• _REQUEST_:
Report all lines holding "України".

• _ENTRIES SUPPLIED_:
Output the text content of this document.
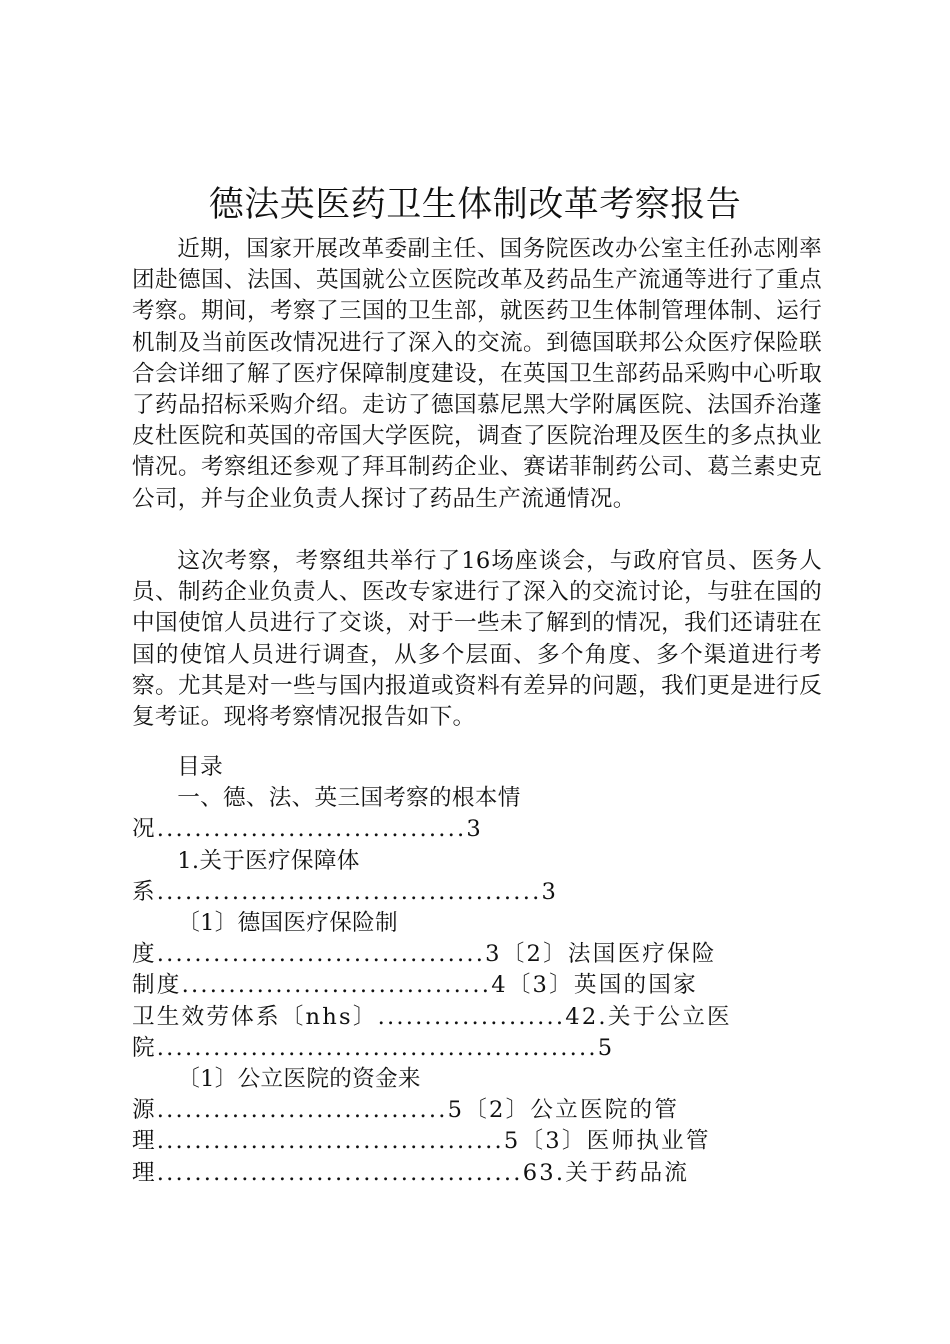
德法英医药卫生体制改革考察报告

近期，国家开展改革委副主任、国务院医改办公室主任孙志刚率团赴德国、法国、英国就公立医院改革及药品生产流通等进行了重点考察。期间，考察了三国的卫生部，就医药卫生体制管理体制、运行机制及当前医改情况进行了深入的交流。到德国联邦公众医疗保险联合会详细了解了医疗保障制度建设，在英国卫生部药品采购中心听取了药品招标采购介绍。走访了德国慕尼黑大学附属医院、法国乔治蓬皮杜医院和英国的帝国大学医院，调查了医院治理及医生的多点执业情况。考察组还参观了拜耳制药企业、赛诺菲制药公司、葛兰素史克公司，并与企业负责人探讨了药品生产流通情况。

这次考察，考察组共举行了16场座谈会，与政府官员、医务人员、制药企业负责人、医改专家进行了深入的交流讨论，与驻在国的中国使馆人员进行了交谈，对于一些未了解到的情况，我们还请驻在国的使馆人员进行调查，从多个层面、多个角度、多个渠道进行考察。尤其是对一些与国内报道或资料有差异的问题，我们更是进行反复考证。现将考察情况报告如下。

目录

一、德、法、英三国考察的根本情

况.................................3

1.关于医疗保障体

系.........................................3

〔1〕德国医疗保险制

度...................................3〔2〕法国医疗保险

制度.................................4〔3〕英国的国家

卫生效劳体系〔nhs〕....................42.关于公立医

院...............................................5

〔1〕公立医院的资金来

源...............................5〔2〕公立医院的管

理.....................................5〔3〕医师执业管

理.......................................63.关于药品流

---

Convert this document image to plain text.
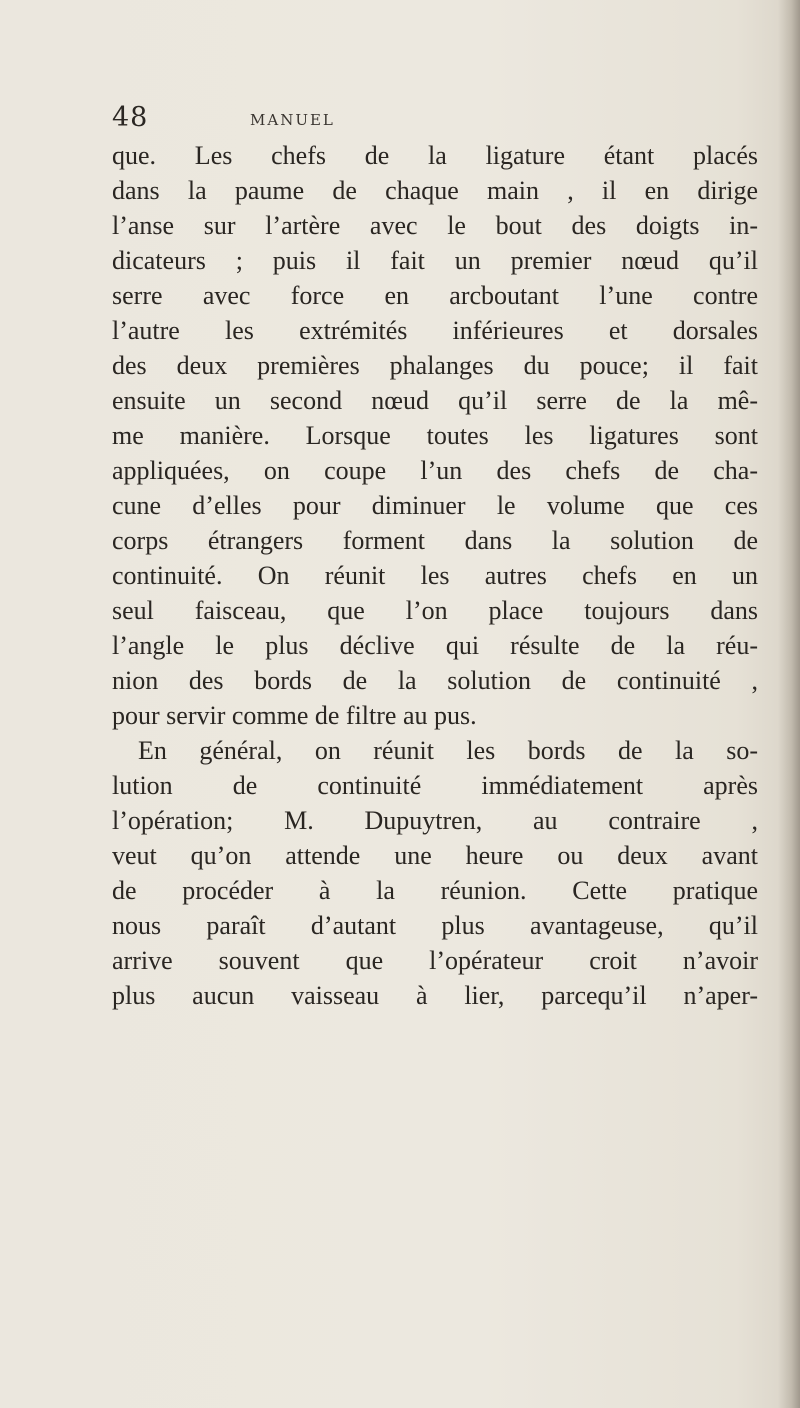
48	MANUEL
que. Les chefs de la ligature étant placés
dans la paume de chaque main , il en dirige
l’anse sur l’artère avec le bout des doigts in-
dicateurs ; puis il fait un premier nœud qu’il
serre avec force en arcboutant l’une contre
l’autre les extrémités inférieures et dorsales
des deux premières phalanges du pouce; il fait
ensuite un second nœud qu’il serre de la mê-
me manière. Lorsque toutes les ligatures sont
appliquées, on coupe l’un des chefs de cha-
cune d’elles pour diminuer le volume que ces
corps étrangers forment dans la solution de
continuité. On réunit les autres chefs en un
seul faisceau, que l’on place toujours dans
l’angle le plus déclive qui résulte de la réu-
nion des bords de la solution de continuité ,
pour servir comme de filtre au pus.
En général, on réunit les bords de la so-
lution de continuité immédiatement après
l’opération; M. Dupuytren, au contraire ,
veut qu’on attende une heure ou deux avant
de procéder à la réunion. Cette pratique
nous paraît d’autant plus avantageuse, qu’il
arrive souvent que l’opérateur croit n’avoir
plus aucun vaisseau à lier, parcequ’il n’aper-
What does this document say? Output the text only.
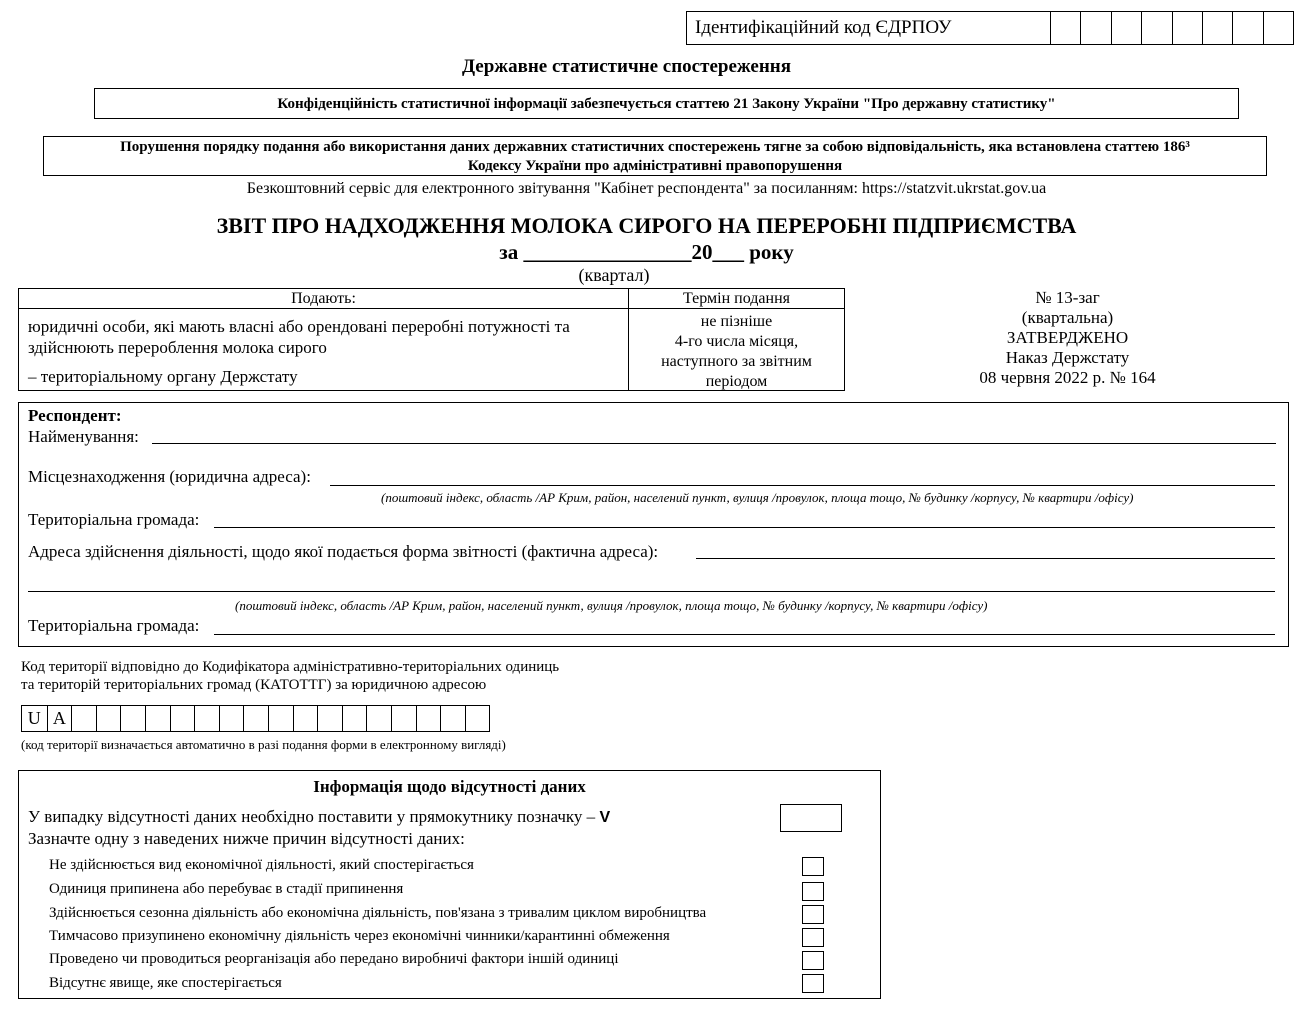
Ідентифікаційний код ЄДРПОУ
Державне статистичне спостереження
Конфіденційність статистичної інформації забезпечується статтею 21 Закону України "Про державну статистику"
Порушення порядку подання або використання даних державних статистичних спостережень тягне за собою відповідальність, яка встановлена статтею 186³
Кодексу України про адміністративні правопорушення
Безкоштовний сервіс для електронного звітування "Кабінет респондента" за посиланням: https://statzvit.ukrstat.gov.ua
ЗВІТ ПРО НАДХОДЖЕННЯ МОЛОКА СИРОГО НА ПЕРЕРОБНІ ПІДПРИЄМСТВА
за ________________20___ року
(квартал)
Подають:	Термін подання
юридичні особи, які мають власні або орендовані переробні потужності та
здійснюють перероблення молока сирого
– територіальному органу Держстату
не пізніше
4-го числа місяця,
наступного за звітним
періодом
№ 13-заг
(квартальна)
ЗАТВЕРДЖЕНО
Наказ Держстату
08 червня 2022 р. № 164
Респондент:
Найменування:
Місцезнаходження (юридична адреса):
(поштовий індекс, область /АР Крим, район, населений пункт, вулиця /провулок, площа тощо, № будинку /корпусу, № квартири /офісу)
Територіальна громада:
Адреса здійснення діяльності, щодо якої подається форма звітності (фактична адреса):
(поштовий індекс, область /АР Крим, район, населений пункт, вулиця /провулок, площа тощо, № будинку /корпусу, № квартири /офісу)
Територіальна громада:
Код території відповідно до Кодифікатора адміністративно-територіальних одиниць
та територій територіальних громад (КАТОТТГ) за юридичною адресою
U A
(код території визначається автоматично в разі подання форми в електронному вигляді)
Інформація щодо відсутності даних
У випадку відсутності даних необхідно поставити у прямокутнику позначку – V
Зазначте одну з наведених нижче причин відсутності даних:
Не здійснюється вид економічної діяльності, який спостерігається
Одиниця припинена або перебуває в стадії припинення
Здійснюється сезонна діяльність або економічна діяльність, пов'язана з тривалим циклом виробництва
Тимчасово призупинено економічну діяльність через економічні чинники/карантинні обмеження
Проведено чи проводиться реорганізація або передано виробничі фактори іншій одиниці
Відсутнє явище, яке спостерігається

• _TASK RESULT_:
Конфіденційність статистичної інформації забезпечується статтею 21 Закону України "Про державну статистику"
Кодексу України про адміністративні правопорушення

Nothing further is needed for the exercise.